* [GIVEN DATA]
········

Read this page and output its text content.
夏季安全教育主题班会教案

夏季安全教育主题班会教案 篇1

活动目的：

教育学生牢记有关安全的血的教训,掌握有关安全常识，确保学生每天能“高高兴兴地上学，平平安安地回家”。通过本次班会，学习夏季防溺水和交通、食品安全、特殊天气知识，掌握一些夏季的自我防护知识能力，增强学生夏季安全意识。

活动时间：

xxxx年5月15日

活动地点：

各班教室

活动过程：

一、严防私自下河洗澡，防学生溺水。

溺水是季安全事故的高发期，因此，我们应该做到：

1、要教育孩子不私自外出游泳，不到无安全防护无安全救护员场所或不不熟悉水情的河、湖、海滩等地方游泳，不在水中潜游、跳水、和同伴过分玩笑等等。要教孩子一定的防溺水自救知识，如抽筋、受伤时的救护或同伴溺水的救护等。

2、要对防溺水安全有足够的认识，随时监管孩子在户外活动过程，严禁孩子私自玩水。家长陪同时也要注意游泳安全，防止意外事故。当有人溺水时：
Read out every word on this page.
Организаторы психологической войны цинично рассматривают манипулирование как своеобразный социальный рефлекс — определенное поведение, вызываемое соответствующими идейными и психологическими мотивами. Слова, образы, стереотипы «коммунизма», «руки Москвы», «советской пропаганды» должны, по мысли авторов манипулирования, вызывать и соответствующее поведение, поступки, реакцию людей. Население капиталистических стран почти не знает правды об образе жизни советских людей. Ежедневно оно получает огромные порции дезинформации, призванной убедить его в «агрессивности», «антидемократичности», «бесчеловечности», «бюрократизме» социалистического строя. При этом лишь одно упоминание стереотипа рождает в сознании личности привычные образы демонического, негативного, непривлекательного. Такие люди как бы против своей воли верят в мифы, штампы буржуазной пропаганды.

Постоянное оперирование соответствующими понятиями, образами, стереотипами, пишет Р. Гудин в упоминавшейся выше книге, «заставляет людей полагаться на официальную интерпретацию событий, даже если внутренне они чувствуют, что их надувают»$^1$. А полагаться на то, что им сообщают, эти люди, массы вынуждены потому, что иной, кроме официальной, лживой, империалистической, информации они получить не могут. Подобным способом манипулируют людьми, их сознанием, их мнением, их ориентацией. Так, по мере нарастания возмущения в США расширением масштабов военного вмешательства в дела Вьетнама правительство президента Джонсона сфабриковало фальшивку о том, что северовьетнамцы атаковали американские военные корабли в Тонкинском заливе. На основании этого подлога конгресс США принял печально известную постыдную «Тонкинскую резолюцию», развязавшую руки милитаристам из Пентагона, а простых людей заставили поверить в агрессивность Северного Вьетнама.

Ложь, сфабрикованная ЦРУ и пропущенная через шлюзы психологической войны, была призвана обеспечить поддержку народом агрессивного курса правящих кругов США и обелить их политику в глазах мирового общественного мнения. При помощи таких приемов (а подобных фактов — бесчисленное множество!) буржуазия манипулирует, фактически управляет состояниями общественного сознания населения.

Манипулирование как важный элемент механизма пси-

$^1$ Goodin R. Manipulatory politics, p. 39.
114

········

Pick out, from the lines above, every one that contains the string "page".

Read this page and output its text content.
Read out every word on this page.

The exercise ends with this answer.